- **Problem description**
For the material that follows, list every line containing the word "正切公式".

- **Provided data**
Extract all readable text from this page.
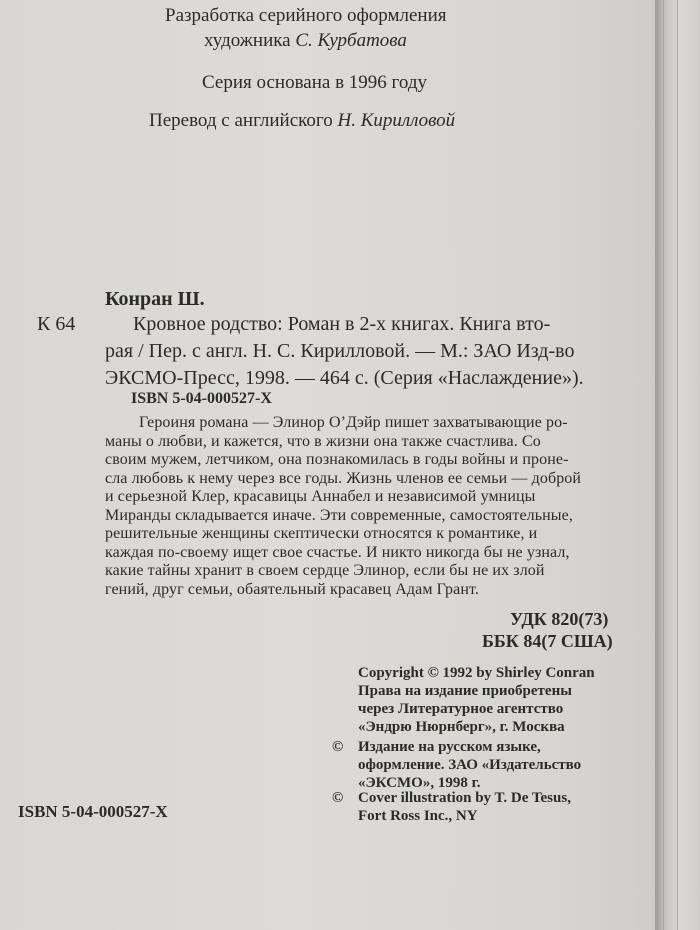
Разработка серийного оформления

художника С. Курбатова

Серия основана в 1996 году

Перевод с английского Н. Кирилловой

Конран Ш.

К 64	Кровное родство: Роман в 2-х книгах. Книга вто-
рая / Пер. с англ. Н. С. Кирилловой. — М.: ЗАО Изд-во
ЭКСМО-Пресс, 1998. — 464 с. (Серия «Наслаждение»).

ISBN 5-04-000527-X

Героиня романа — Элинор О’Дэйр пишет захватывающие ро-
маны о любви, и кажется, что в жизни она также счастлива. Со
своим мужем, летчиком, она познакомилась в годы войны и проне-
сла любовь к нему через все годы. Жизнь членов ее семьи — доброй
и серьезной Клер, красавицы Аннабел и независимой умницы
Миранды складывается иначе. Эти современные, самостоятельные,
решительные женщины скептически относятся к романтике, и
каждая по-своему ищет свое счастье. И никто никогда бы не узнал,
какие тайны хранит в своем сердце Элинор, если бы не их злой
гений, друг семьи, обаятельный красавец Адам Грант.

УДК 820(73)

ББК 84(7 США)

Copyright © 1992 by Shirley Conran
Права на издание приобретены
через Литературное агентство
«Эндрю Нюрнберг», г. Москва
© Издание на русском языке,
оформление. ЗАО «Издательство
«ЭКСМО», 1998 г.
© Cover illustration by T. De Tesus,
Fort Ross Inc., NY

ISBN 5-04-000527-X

---

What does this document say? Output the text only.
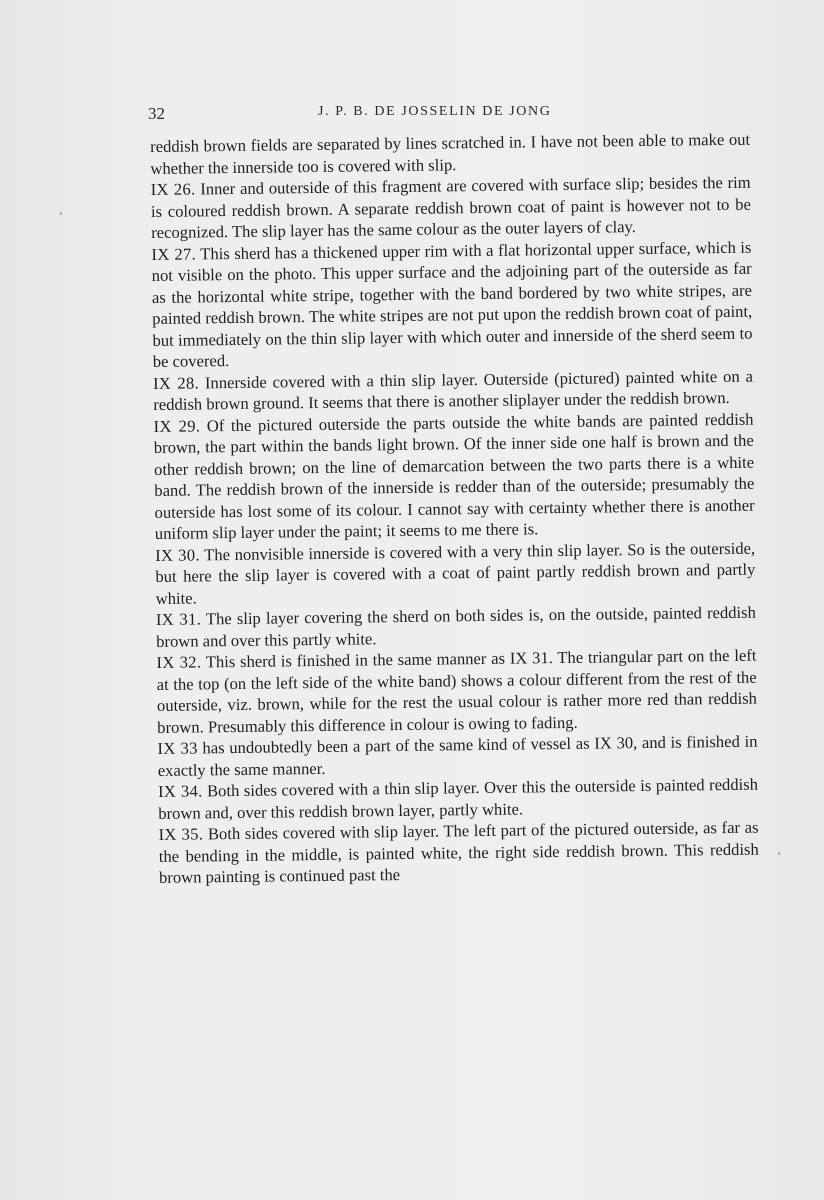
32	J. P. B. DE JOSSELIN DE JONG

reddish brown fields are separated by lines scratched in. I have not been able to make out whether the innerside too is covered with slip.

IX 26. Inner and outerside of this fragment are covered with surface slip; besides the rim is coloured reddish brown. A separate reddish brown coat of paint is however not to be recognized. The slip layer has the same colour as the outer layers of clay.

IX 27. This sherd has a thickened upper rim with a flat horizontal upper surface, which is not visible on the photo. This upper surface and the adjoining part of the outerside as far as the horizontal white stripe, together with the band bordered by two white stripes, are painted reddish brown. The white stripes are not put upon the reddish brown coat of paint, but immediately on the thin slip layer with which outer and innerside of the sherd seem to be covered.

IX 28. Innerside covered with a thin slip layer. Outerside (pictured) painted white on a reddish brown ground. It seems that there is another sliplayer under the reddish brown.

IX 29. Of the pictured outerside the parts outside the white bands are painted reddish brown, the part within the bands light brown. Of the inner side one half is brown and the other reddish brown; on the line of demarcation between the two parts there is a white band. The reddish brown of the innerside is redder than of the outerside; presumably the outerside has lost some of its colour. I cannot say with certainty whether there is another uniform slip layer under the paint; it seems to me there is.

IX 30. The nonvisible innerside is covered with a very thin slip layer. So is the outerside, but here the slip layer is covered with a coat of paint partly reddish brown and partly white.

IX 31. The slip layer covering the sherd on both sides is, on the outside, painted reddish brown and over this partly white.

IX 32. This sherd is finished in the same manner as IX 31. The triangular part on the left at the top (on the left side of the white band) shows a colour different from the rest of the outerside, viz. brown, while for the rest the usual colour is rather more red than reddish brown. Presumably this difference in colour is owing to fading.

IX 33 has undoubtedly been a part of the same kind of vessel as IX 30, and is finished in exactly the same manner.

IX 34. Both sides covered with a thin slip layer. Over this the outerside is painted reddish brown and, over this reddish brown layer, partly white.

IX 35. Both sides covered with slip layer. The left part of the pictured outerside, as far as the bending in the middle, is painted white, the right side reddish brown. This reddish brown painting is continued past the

--

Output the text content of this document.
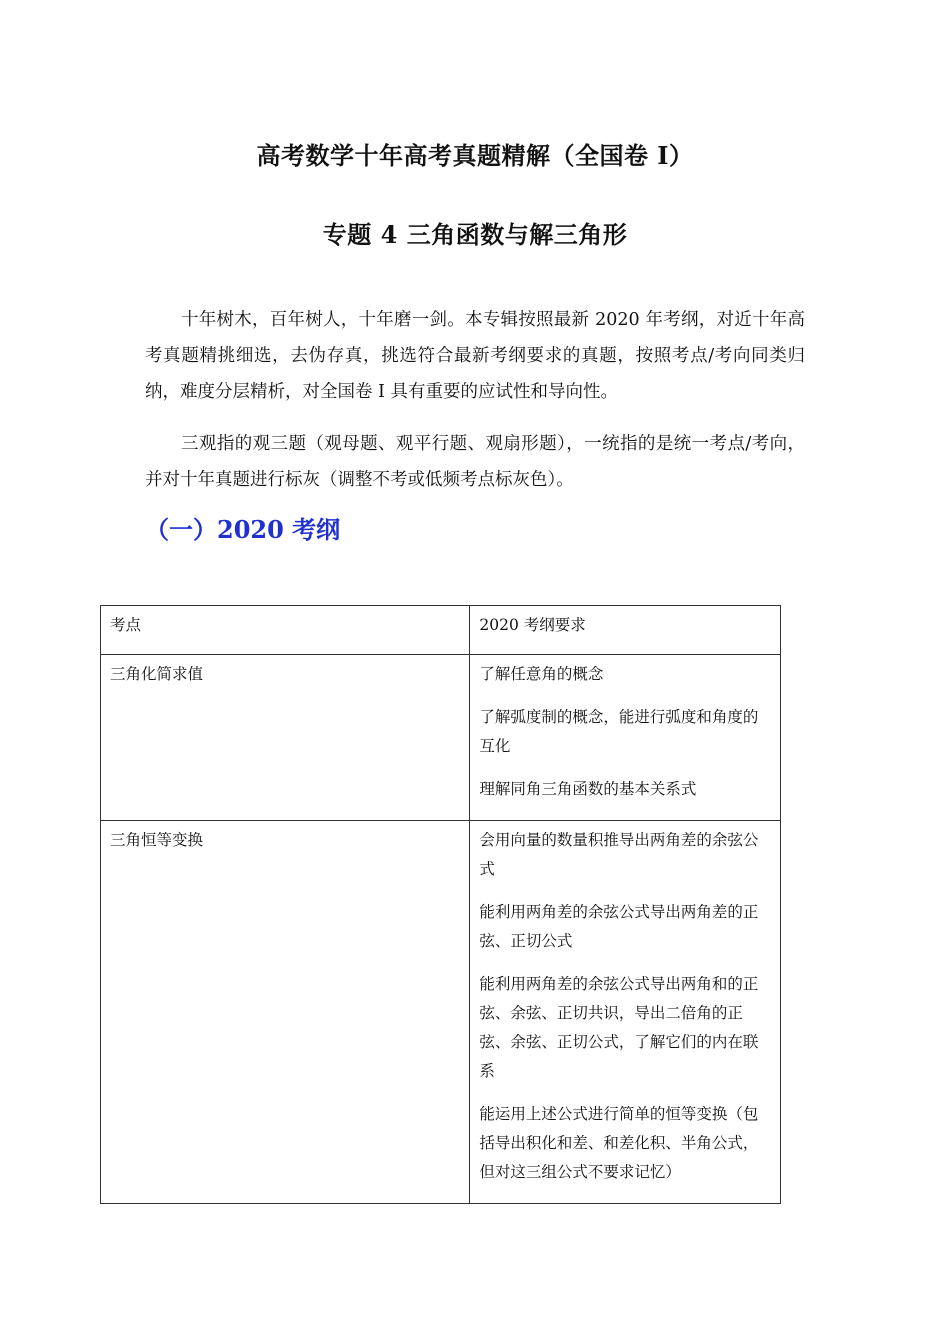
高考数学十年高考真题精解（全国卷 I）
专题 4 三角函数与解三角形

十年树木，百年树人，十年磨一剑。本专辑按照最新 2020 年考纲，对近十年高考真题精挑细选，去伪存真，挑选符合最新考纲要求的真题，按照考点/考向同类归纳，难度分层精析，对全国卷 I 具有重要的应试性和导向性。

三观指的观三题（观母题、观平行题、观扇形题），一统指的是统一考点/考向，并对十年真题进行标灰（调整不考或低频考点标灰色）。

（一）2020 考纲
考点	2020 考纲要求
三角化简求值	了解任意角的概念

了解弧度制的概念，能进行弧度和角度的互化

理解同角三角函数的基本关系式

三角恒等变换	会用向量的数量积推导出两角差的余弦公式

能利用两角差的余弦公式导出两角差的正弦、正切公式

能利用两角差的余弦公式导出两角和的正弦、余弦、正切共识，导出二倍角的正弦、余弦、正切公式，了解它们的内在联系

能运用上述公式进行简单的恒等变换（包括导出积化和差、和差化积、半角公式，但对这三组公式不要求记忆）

- **Full output**
能利用两角差的余弦公式导出两角差的正弦、正切公式
能利用两角差的余弦公式导出两角和的正弦、余弦、正切共识，导出二倍角的正弦、余弦、正切公式，了解它们的内在联系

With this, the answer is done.